◆ Short problem
Write each line out exactly, leaving none out.
/---
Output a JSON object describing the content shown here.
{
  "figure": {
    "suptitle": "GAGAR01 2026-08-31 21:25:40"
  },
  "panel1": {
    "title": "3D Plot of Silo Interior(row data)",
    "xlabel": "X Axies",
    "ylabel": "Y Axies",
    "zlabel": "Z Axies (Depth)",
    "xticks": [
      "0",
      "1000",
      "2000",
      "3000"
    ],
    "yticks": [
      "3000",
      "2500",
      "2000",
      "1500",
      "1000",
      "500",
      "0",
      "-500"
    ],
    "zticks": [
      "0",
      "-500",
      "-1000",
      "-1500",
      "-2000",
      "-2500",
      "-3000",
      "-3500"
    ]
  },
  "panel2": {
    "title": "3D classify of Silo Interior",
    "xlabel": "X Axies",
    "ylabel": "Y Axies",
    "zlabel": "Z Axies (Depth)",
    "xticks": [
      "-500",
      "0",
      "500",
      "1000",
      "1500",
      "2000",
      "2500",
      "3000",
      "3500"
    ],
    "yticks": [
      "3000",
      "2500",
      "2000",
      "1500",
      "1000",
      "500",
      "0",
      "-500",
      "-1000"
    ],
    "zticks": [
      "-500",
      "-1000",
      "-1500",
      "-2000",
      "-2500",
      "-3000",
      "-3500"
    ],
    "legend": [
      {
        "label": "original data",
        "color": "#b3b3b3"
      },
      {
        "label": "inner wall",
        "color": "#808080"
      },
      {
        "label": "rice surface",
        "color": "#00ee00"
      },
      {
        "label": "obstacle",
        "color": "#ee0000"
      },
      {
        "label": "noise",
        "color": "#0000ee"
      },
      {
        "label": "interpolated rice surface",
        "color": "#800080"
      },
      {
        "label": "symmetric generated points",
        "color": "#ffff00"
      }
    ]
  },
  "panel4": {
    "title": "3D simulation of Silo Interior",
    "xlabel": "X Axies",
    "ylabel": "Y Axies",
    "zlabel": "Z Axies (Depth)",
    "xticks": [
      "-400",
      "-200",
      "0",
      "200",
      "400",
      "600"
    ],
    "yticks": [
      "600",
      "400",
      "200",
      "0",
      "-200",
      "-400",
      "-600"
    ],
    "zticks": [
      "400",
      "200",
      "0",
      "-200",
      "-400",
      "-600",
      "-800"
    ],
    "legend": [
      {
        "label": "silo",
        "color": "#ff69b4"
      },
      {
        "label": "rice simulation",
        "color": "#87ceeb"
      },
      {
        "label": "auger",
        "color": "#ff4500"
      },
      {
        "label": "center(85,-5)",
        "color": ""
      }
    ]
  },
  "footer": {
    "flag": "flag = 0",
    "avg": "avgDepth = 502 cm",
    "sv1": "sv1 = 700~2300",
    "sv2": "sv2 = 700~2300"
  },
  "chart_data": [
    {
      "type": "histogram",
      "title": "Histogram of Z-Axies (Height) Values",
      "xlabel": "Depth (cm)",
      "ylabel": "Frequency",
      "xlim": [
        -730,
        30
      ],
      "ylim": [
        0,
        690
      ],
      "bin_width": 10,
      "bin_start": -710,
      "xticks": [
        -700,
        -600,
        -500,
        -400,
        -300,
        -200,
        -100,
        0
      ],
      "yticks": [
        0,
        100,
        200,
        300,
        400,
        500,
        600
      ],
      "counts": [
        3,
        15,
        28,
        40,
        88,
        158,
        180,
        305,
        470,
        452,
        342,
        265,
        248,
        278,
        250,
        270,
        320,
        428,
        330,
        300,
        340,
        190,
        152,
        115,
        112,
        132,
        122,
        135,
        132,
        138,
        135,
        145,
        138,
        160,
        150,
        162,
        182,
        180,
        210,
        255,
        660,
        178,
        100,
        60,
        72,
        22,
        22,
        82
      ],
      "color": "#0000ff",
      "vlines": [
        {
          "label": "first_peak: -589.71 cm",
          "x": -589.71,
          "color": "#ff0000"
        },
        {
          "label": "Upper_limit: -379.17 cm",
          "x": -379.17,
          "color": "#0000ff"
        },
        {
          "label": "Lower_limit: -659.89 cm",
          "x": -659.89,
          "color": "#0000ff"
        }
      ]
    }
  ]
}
\---
◆ Solution to this task
Output a JSON object describing the content shown here.
{
  "figure": {
    "suptitle": "GAGAR01 2026-08-31 21:25:40"
  },
  "panel1": {
    "title": "3D Plot of Silo Interior(row data)",
    "xlabel": "X Axies",
    "ylabel": "Y Axies",
    "zlabel": "Z Axies (Depth)",
    "xticks": [
      "0",
      "1000",
      "2000",
      "3000"
    ],
    "yticks": [
      "3000",
      "2500",
      "2000",
      "1500",
      "1000",
      "500",
      "0",
      "-500"
    ],
    "zticks": [
      "0",
      "-500",
      "-1000",
      "-1500",
      "-2000",
      "-2500",
      "-3000",
      "-3500"
    ]
  },
  "panel2": {
    "title": "3D classify of Silo Interior",
    "xlabel": "X Axies",
    "ylabel": "Y Axies",
    "zlabel": "Z Axies (Depth)",
    "xticks": [
      "-500",
      "0",
      "500",
      "1000",
      "1500",
      "2000",
      "2500",
      "3000",
      "3500"
    ],
    "yticks": [
      "3000",
      "2500",
      "2000",
      "1500",
      "1000",
      "500",
      "0",
      "-500",
      "-1000"
    ],
    "zticks": [
      "-500",
      "-1000",
      "-1500",
      "-2000",
      "-2500",
      "-3000",
      "-3500"
    ],
    "legend": [
      {
        "label": "original data",
        "color": "#b3b3b3"
      },
      {
        "label": "inner wall",
        "color": "#808080"
      },
      {
        "label": "rice surface",
        "color": "#00ee00"
      },
      {
        "label": "obstacle",
        "color": "#ee0000"
      },
      {
        "label": "noise",
        "color": "#0000ee"
      },
      {
        "label": "interpolated rice surface",
        "color": "#800080"
      },
      {
        "label": "symmetric generated points",
        "color": "#ffff00"
      }
    ]
  },
  "panel4": {
    "title": "3D simulation of Silo Interior",
    "xlabel": "X Axies",
    "ylabel": "Y Axies",
    "zlabel": "Z Axies (Depth)",
    "xticks": [
      "-400",
      "-200",
      "0",
      "200",
      "400",
      "600"
    ],
    "yticks": [
      "600",
      "400",
      "200",
      "0",
      "-200",
      "-400",
      "-600"
    ],
    "zticks": [
      "400",
      "200",
      "0",
      "-200",
      "-400",
      "-600",
      "-800"
    ],
    "legend": [
      {
        "label": "silo",
        "color": "#ff69b4"
      },
      {
        "label": "rice simulation",
        "color": "#87ceeb"
      },
      {
        "label": "auger",
        "color": "#ff4500"
      },
      {
        "label": "center(85,-5)",
        "color": ""
      }
    ]
  },
  "footer": {
    "flag": "flag = 0",
    "avg": "avgDepth = 502 cm",
    "sv1": "sv1 = 700~2300",
    "sv2": "sv2 = 700~2300"
  },
  "chart_data": [
    {
      "type": "histogram",
      "title": "Histogram of Z-Axies (Height) Values",
      "xlabel": "Depth (cm)",
      "ylabel": "Frequency",
      "xlim": [
        -730,
        30
      ],
      "ylim": [
        0,
        690
      ],
      "bin_width": 10,
      "bin_start": -710,
      "xticks": [
        -700,
        -600,
        -500,
        -400,
        -300,
        -200,
        -100,
        0
      ],
      "yticks": [
        0,
        100,
        200,
        300,
        400,
        500,
        600
      ],
      "counts": [
        3,
        15,
        28,
        40,
        88,
        158,
        180,
        305,
        470,
        452,
        342,
        265,
        248,
        278,
        250,
        270,
        320,
        428,
        330,
        300,
        340,
        190,
        152,
        115,
        112,
        132,
        122,
        135,
        132,
        138,
        135,
        145,
        138,
        160,
        150,
        162,
        182,
        180,
        210,
        255,
        660,
        178,
        100,
        60,
        72,
        22,
        22,
        82
      ],
      "color": "#0000ff",
      "vlines": [
        {
          "label": "first_peak: -589.71 cm",
          "x": -589.71,
          "color": "#ff0000"
        },
        {
          "label": "Upper_limit: -379.17 cm",
          "x": -379.17,
          "color": "#0000ff"
        },
        {
          "label": "Lower_limit: -659.89 cm",
          "x": -659.89,
          "color": "#0000ff"
        }
      ]
    }
  ]
}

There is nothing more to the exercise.